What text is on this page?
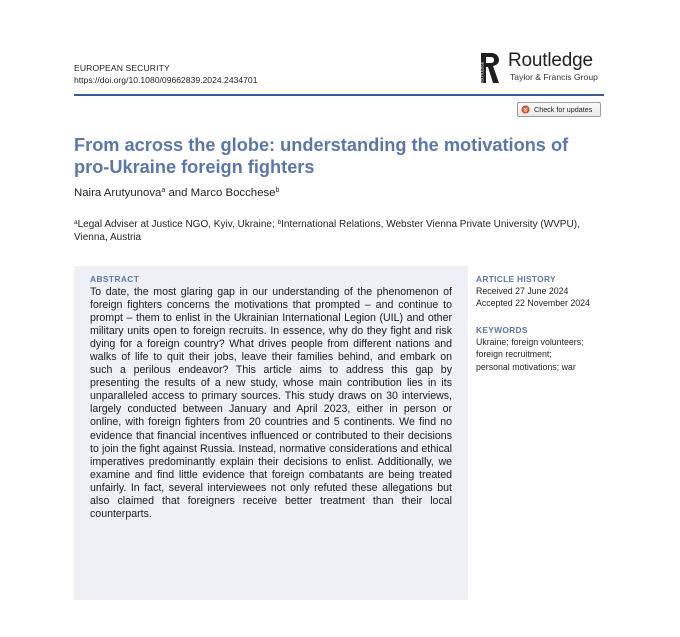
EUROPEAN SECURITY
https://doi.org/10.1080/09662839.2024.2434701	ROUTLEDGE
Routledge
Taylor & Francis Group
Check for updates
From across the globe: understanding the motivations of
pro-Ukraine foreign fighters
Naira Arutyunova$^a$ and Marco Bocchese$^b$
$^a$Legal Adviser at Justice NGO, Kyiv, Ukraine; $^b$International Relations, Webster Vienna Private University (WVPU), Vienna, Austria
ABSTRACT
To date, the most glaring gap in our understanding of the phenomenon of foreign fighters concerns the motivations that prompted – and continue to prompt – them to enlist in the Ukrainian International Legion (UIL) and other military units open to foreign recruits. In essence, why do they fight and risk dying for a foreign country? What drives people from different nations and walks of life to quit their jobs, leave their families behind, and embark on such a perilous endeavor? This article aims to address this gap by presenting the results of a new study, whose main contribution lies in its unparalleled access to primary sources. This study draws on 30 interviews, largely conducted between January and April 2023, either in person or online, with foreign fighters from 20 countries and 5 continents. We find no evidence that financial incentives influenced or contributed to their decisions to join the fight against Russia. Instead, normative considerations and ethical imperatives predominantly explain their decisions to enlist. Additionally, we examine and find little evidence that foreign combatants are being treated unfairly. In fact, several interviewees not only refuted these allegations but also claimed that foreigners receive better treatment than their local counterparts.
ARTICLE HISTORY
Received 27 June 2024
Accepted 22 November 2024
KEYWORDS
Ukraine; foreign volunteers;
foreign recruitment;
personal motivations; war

** Task to complete **
In the listing above, how many lines hold the word "Ukraine"? Give the number and nothing more.

** Response to this exercise **
3